# [EXERCISE DIRECTIONS]
Tally how many lines of these entries hold the string "JSON". Return the number alone.
________________________
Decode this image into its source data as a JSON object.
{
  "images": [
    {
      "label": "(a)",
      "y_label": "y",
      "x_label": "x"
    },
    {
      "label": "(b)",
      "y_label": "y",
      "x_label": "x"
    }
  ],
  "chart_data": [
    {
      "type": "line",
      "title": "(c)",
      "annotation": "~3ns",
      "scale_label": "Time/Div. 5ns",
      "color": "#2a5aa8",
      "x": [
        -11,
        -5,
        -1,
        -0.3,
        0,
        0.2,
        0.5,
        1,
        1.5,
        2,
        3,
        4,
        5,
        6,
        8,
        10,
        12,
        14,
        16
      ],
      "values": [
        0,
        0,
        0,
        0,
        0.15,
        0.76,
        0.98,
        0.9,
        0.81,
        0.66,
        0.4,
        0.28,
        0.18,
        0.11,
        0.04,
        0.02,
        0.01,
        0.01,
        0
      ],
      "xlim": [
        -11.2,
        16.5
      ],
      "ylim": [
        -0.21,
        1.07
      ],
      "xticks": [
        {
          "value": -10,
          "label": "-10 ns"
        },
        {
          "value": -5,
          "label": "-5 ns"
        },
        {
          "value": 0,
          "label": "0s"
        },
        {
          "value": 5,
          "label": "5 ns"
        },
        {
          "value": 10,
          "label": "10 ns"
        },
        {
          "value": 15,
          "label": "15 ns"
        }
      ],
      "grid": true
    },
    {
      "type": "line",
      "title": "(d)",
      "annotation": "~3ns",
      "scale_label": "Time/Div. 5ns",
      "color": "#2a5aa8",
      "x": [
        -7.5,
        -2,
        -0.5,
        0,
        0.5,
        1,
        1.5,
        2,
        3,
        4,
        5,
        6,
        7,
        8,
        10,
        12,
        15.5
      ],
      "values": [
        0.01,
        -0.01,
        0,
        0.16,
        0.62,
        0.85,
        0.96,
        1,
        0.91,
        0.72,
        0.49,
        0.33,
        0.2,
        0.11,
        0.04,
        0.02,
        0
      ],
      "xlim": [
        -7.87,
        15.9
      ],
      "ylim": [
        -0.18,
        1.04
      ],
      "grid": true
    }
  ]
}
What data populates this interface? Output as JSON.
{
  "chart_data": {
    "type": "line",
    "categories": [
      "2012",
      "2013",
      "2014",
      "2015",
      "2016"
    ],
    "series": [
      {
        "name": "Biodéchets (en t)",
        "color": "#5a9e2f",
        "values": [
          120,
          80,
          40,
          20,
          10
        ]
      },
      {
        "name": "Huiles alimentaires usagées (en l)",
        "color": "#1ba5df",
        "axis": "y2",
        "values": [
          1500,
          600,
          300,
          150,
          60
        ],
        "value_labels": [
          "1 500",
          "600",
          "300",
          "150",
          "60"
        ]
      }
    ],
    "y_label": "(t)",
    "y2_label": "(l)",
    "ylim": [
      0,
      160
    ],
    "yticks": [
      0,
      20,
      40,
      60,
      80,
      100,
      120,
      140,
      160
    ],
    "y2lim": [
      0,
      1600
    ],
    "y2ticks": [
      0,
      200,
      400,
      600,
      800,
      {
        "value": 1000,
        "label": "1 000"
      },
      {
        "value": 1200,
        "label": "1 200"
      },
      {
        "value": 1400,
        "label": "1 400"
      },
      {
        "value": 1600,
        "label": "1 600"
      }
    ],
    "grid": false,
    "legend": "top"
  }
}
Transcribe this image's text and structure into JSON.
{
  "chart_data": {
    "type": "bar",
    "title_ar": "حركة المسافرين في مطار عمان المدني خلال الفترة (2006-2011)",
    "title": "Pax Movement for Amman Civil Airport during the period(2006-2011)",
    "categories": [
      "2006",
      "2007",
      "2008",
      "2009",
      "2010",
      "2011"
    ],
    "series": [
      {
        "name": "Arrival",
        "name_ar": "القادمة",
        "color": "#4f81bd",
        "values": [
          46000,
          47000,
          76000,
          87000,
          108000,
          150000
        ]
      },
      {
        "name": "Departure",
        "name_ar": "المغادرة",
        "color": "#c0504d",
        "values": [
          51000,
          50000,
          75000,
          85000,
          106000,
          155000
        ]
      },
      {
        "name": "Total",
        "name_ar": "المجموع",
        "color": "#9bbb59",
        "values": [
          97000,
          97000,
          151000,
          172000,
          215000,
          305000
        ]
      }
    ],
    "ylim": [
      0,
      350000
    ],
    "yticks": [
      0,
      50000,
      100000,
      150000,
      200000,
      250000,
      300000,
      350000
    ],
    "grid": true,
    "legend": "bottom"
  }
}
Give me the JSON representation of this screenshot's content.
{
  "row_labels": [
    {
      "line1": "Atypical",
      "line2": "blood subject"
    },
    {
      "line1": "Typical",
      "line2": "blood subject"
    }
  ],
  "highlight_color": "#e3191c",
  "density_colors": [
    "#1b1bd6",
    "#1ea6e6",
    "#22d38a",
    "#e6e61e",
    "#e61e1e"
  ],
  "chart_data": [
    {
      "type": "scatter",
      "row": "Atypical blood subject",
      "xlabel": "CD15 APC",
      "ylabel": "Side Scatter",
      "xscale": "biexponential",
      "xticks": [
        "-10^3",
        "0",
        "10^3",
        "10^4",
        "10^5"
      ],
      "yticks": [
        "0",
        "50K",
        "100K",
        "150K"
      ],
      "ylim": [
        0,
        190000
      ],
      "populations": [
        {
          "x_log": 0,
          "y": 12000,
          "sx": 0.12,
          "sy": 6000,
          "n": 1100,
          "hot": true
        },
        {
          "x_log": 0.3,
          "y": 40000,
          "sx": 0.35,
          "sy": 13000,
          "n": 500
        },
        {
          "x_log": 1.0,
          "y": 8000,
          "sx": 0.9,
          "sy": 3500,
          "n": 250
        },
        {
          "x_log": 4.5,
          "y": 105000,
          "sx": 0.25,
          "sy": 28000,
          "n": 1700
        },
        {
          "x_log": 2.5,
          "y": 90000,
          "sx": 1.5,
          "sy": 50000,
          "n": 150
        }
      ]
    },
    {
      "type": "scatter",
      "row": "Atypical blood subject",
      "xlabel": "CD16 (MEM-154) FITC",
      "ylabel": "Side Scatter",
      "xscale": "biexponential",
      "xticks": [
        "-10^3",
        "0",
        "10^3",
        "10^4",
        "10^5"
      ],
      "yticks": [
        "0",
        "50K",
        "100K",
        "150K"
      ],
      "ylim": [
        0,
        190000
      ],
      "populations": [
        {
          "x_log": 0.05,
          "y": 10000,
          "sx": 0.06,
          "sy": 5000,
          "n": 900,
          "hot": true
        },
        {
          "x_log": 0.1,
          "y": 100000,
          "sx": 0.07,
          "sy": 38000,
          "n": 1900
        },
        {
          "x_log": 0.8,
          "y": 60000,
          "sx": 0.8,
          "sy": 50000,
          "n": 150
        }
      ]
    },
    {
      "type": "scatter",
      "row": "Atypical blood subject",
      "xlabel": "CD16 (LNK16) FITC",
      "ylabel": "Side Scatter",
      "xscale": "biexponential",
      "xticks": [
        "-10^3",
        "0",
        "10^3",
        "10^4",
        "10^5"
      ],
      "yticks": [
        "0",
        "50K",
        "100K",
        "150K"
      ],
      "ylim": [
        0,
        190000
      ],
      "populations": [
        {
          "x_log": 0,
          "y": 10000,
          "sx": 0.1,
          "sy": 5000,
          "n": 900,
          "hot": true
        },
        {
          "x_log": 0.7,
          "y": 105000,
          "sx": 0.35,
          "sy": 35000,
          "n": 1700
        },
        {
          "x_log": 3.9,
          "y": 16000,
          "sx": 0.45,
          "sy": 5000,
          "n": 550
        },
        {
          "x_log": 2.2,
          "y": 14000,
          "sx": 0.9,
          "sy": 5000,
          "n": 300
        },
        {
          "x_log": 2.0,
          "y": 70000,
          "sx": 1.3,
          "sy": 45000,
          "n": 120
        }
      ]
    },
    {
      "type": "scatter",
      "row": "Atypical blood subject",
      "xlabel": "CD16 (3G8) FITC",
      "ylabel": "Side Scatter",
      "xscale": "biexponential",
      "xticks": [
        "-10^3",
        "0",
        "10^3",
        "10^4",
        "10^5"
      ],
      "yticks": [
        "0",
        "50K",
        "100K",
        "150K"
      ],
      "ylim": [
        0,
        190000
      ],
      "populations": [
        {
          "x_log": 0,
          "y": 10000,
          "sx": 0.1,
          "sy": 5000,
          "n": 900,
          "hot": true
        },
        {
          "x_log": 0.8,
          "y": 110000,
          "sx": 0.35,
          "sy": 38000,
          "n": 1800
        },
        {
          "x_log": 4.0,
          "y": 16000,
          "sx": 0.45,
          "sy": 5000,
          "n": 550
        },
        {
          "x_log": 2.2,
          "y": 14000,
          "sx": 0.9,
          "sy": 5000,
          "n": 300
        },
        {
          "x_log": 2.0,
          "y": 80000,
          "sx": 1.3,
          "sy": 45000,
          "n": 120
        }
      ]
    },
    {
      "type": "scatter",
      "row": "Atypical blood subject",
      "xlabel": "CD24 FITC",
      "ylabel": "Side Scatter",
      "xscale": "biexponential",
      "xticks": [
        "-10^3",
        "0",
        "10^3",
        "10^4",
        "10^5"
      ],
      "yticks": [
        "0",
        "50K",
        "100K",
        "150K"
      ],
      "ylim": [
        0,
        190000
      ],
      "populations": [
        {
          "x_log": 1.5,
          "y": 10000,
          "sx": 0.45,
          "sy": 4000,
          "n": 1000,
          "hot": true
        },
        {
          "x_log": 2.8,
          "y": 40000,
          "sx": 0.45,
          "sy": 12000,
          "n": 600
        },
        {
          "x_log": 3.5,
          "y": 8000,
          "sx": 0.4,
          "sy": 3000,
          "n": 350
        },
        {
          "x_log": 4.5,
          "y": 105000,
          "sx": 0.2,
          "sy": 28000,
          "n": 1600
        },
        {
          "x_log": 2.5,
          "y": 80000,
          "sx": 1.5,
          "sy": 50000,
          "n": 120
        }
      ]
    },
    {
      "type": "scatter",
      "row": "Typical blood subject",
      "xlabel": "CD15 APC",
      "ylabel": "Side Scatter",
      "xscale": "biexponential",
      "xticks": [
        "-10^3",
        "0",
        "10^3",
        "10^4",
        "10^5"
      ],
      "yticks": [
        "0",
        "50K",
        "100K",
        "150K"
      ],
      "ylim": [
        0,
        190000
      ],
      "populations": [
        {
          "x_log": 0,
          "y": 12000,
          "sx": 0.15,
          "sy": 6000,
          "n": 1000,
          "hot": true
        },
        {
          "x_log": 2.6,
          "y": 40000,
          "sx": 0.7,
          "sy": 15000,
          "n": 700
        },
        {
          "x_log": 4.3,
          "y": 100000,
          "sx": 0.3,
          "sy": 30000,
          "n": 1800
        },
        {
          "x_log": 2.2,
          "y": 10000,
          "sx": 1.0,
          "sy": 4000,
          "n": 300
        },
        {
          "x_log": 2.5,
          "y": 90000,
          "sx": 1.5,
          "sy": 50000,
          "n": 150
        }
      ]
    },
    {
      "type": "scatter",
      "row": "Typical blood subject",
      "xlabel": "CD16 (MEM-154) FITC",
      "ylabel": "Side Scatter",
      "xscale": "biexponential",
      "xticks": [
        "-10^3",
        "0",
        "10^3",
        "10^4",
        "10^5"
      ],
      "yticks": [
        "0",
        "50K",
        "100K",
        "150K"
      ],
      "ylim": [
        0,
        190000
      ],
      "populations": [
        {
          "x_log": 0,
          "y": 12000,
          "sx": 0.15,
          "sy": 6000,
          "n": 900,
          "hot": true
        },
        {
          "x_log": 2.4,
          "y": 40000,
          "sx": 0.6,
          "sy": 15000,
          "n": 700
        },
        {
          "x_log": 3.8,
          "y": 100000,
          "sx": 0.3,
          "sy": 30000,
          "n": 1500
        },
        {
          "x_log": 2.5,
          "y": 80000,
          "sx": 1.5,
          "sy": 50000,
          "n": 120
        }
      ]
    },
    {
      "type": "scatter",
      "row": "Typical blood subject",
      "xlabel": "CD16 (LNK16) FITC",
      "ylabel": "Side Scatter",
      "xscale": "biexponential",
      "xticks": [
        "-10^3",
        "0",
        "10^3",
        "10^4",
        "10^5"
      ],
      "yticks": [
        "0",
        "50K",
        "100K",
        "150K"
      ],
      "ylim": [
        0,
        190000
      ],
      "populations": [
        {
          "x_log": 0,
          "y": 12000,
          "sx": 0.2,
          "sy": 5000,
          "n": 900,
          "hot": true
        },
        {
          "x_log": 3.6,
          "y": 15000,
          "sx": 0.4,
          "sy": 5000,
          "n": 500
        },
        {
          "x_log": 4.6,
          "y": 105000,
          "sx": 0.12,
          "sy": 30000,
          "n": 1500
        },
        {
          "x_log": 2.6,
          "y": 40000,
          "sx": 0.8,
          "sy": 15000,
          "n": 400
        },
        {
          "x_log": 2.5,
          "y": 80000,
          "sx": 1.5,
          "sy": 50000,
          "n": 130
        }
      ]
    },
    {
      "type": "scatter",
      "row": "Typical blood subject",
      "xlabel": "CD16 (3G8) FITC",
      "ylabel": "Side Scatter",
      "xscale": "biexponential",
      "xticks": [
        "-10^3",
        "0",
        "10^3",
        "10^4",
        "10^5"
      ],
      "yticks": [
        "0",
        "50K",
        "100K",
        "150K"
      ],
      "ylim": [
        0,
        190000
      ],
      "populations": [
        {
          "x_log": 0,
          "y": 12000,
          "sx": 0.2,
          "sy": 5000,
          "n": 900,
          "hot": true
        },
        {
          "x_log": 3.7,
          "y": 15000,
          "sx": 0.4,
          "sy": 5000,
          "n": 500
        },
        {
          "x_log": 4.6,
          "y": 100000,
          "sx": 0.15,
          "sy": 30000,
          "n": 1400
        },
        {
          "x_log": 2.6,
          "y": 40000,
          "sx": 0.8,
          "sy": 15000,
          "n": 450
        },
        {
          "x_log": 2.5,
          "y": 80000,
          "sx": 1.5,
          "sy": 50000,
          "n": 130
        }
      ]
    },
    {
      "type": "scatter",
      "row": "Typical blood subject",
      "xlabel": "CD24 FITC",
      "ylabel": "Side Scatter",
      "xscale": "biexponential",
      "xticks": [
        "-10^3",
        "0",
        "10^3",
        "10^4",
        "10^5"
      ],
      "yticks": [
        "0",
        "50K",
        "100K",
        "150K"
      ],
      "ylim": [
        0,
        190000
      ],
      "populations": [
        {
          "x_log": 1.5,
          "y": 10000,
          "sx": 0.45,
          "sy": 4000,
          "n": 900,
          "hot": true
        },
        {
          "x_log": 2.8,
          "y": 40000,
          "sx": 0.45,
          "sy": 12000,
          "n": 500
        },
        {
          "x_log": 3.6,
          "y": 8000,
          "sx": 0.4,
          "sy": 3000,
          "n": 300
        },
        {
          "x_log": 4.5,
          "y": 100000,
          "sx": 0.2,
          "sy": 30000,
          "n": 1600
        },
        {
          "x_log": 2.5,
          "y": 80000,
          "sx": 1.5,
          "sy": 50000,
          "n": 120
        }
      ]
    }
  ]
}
________________________
# [RESULT FOR THIS TASK]
4